* TO DO
The data below needs to be returned exactly, line for line.

* Collected data entries
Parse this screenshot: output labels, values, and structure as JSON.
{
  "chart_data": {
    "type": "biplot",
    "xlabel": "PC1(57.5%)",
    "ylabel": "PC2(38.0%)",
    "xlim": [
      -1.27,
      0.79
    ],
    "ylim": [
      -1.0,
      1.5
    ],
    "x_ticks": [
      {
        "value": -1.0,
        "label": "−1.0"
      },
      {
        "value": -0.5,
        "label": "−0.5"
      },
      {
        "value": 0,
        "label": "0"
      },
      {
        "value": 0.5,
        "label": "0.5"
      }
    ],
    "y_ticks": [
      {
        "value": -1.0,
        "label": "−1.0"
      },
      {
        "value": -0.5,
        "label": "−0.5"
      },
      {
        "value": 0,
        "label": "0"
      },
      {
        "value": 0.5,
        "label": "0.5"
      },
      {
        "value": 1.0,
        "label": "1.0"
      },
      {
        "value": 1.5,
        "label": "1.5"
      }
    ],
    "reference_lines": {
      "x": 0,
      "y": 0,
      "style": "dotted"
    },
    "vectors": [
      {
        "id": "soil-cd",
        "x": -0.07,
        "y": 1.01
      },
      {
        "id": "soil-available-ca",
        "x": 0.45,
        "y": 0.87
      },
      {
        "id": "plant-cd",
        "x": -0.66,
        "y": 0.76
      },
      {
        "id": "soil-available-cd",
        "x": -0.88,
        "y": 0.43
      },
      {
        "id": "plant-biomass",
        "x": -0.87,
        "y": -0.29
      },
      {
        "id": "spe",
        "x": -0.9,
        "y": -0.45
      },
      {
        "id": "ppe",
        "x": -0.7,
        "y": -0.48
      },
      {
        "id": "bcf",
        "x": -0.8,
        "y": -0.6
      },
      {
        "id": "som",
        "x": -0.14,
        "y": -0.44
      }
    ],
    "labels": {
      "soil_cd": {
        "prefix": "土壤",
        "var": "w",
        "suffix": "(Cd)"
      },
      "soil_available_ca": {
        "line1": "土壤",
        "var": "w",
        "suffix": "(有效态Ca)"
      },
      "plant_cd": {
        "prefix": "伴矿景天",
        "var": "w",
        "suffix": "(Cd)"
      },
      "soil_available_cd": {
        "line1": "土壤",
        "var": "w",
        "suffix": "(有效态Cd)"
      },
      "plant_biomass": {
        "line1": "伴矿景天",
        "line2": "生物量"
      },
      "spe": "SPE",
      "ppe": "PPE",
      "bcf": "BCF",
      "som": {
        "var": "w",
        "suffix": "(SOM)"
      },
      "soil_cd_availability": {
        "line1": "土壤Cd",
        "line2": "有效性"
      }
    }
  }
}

* FINISHED EXERCISE
Parse this screenshot: output labels, values, and structure as JSON.
{
  "chart_data": {
    "type": "biplot",
    "xlabel": "PC1(57.5%)",
    "ylabel": "PC2(38.0%)",
    "xlim": [
      -1.27,
      0.79
    ],
    "ylim": [
      -1.0,
      1.5
    ],
    "x_ticks": [
      {
        "value": -1.0,
        "label": "−1.0"
      },
      {
        "value": -0.5,
        "label": "−0.5"
      },
      {
        "value": 0,
        "label": "0"
      },
      {
        "value": 0.5,
        "label": "0.5"
      }
    ],
    "y_ticks": [
      {
        "value": -1.0,
        "label": "−1.0"
      },
      {
        "value": -0.5,
        "label": "−0.5"
      },
      {
        "value": 0,
        "label": "0"
      },
      {
        "value": 0.5,
        "label": "0.5"
      },
      {
        "value": 1.0,
        "label": "1.0"
      },
      {
        "value": 1.5,
        "label": "1.5"
      }
    ],
    "reference_lines": {
      "x": 0,
      "y": 0,
      "style": "dotted"
    },
    "vectors": [
      {
        "id": "soil-cd",
        "x": -0.07,
        "y": 1.01
      },
      {
        "id": "soil-available-ca",
        "x": 0.45,
        "y": 0.87
      },
      {
        "id": "plant-cd",
        "x": -0.66,
        "y": 0.76
      },
      {
        "id": "soil-available-cd",
        "x": -0.88,
        "y": 0.43
      },
      {
        "id": "plant-biomass",
        "x": -0.87,
        "y": -0.29
      },
      {
        "id": "spe",
        "x": -0.9,
        "y": -0.45
      },
      {
        "id": "ppe",
        "x": -0.7,
        "y": -0.48
      },
      {
        "id": "bcf",
        "x": -0.8,
        "y": -0.6
      },
      {
        "id": "som",
        "x": -0.14,
        "y": -0.44
      }
    ],
    "labels": {
      "soil_cd": {
        "prefix": "土壤",
        "var": "w",
        "suffix": "(Cd)"
      },
      "soil_available_ca": {
        "line1": "土壤",
        "var": "w",
        "suffix": "(有效态Ca)"
      },
      "plant_cd": {
        "prefix": "伴矿景天",
        "var": "w",
        "suffix": "(Cd)"
      },
      "soil_available_cd": {
        "line1": "土壤",
        "var": "w",
        "suffix": "(有效态Cd)"
      },
      "plant_biomass": {
        "line1": "伴矿景天",
        "line2": "生物量"
      },
      "spe": "SPE",
      "ppe": "PPE",
      "bcf": "BCF",
      "som": {
        "var": "w",
        "suffix": "(SOM)"
      },
      "soil_cd_availability": {
        "line1": "土壤Cd",
        "line2": "有效性"
      }
    }
  }
}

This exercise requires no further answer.